─── AVAILABLE RECORDS

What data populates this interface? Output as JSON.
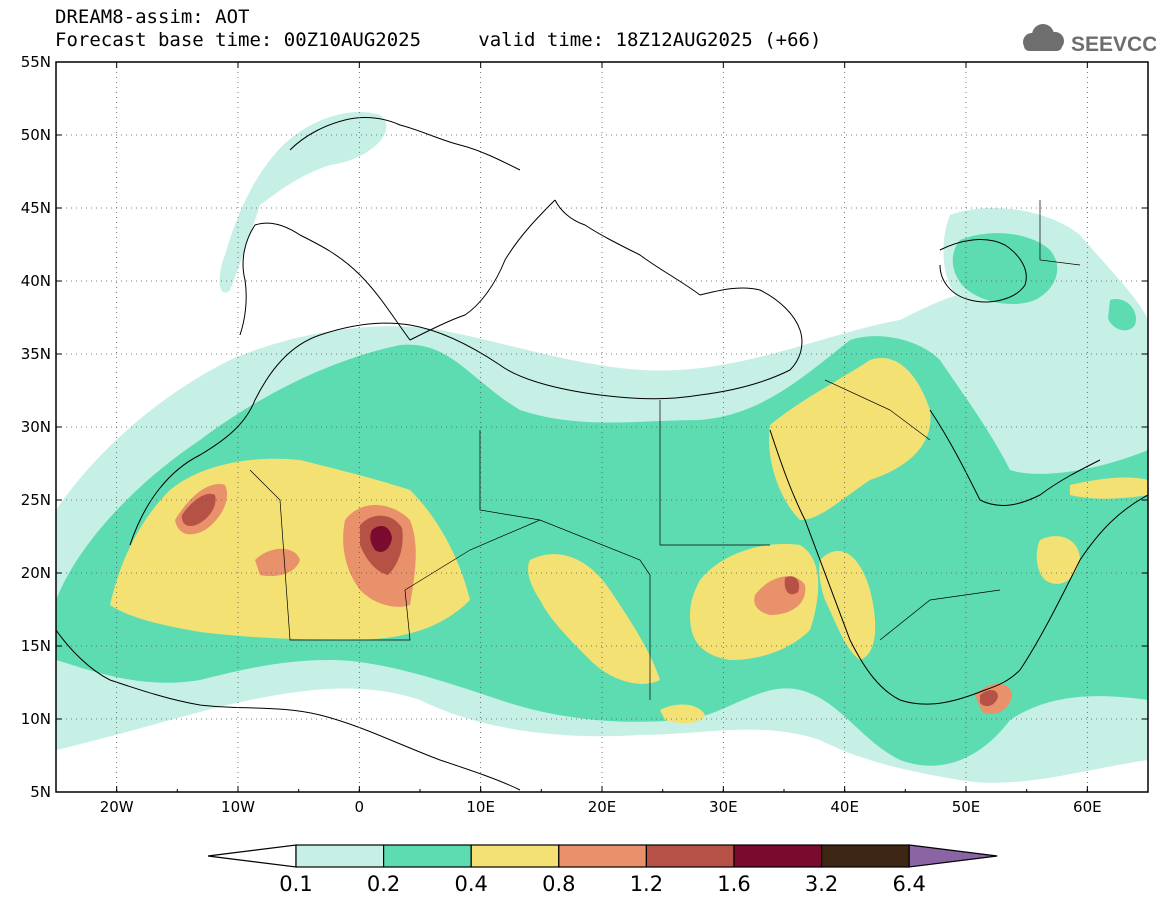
{
  "header": {
    "title": "DREAM8-assim: AOT",
    "base_time": "Forecast base time: 00Z10AUG2025",
    "valid_time": "valid time: 18Z12AUG2025 (+66)"
  },
  "logo": {
    "text": "SEEVCCC",
    "icon": "cloud-icon"
  },
  "map": {
    "lat_labels": [
      "55N",
      "50N",
      "45N",
      "40N",
      "35N",
      "30N",
      "25N",
      "20N",
      "15N",
      "10N",
      "5N"
    ],
    "lon_labels": [
      "20W",
      "10W",
      "0",
      "10E",
      "20E",
      "30E",
      "40E",
      "50E",
      "60E"
    ],
    "extent": {
      "lon": [
        -25,
        65
      ],
      "lat": [
        5,
        55
      ]
    }
  },
  "colorbar": {
    "levels": [
      "0.1",
      "0.2",
      "0.4",
      "0.8",
      "1.2",
      "1.6",
      "3.2",
      "6.4"
    ],
    "colors": [
      "#ffffff",
      "#c6efe6",
      "#5ddcb2",
      "#f3e273",
      "#e9916b",
      "#b55245",
      "#7a0b2e",
      "#3d2613",
      "#8b64a3"
    ]
  }
}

──────

- **EXERCISE REQUIREMENTS**
Reproduce all the records verbatim, excluding images.

- **COMPLETE ANSWER**
What data populates this interface? Output as JSON.
{
  "header": {
    "title": "DREAM8-assim: AOT",
    "base_time": "Forecast base time: 00Z10AUG2025",
    "valid_time": "valid time: 18Z12AUG2025 (+66)"
  },
  "logo": {
    "text": "SEEVCCC",
    "icon": "cloud-icon"
  },
  "map": {
    "lat_labels": [
      "55N",
      "50N",
      "45N",
      "40N",
      "35N",
      "30N",
      "25N",
      "20N",
      "15N",
      "10N",
      "5N"
    ],
    "lon_labels": [
      "20W",
      "10W",
      "0",
      "10E",
      "20E",
      "30E",
      "40E",
      "50E",
      "60E"
    ],
    "extent": {
      "lon": [
        -25,
        65
      ],
      "lat": [
        5,
        55
      ]
    }
  },
  "colorbar": {
    "levels": [
      "0.1",
      "0.2",
      "0.4",
      "0.8",
      "1.2",
      "1.6",
      "3.2",
      "6.4"
    ],
    "colors": [
      "#ffffff",
      "#c6efe6",
      "#5ddcb2",
      "#f3e273",
      "#e9916b",
      "#b55245",
      "#7a0b2e",
      "#3d2613",
      "#8b64a3"
    ]
  }
}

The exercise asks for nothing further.